**Short problem:** Word for word, restate every line of the material.

┌─ Extracted data

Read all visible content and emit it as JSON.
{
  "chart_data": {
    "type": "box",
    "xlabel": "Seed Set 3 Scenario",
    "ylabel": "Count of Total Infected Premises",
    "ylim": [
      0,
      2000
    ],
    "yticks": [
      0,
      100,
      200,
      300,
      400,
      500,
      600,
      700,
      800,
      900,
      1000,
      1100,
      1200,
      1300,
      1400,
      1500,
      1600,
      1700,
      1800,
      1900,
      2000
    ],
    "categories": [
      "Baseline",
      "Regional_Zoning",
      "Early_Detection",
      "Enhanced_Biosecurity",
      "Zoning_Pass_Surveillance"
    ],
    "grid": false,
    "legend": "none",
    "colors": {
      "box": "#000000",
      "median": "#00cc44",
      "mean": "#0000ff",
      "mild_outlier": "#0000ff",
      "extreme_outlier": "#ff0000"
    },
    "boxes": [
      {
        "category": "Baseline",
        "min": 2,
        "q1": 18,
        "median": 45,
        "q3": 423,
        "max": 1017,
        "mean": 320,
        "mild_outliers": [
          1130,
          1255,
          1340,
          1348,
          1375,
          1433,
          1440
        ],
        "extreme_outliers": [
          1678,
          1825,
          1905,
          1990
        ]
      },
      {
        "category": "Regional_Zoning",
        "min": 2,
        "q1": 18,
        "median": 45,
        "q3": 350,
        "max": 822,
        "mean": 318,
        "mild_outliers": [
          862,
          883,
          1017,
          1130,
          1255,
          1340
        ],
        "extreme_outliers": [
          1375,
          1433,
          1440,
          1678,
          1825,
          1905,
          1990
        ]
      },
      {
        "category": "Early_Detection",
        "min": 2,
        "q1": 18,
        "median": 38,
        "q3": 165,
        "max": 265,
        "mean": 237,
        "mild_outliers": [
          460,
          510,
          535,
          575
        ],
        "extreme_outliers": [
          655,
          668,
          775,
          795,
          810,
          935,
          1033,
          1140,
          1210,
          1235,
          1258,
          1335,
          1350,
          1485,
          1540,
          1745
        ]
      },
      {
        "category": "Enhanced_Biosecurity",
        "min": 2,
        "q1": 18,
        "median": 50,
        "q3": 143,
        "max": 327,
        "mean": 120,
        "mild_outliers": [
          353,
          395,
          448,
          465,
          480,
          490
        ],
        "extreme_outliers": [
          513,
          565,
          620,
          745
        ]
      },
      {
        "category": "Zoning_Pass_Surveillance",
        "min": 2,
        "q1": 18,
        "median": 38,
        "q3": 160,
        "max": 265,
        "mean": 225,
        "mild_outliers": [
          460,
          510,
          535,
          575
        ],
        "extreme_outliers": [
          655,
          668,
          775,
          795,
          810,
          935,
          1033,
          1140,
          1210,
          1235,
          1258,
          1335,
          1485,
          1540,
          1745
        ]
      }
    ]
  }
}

└─

**Finished answer:**
Read all visible content and emit it as JSON.
{
  "chart_data": {
    "type": "box",
    "xlabel": "Seed Set 3 Scenario",
    "ylabel": "Count of Total Infected Premises",
    "ylim": [
      0,
      2000
    ],
    "yticks": [
      0,
      100,
      200,
      300,
      400,
      500,
      600,
      700,
      800,
      900,
      1000,
      1100,
      1200,
      1300,
      1400,
      1500,
      1600,
      1700,
      1800,
      1900,
      2000
    ],
    "categories": [
      "Baseline",
      "Regional_Zoning",
      "Early_Detection",
      "Enhanced_Biosecurity",
      "Zoning_Pass_Surveillance"
    ],
    "grid": false,
    "legend": "none",
    "colors": {
      "box": "#000000",
      "median": "#00cc44",
      "mean": "#0000ff",
      "mild_outlier": "#0000ff",
      "extreme_outlier": "#ff0000"
    },
    "boxes": [
      {
        "category": "Baseline",
        "min": 2,
        "q1": 18,
        "median": 45,
        "q3": 423,
        "max": 1017,
        "mean": 320,
        "mild_outliers": [
          1130,
          1255,
          1340,
          1348,
          1375,
          1433,
          1440
        ],
        "extreme_outliers": [
          1678,
          1825,
          1905,
          1990
        ]
      },
      {
        "category": "Regional_Zoning",
        "min": 2,
        "q1": 18,
        "median": 45,
        "q3": 350,
        "max": 822,
        "mean": 318,
        "mild_outliers": [
          862,
          883,
          1017,
          1130,
          1255,
          1340
        ],
        "extreme_outliers": [
          1375,
          1433,
          1440,
          1678,
          1825,
          1905,
          1990
        ]
      },
      {
        "category": "Early_Detection",
        "min": 2,
        "q1": 18,
        "median": 38,
        "q3": 165,
        "max": 265,
        "mean": 237,
        "mild_outliers": [
          460,
          510,
          535,
          575
        ],
        "extreme_outliers": [
          655,
          668,
          775,
          795,
          810,
          935,
          1033,
          1140,
          1210,
          1235,
          1258,
          1335,
          1350,
          1485,
          1540,
          1745
        ]
      },
      {
        "category": "Enhanced_Biosecurity",
        "min": 2,
        "q1": 18,
        "median": 50,
        "q3": 143,
        "max": 327,
        "mean": 120,
        "mild_outliers": [
          353,
          395,
          448,
          465,
          480,
          490
        ],
        "extreme_outliers": [
          513,
          565,
          620,
          745
        ]
      },
      {
        "category": "Zoning_Pass_Surveillance",
        "min": 2,
        "q1": 18,
        "median": 38,
        "q3": 160,
        "max": 265,
        "mean": 225,
        "mild_outliers": [
          460,
          510,
          535,
          575
        ],
        "extreme_outliers": [
          655,
          668,
          775,
          795,
          810,
          935,
          1033,
          1140,
          1210,
          1235,
          1258,
          1335,
          1485,
          1540,
          1745
        ]
      }
    ]
  }
}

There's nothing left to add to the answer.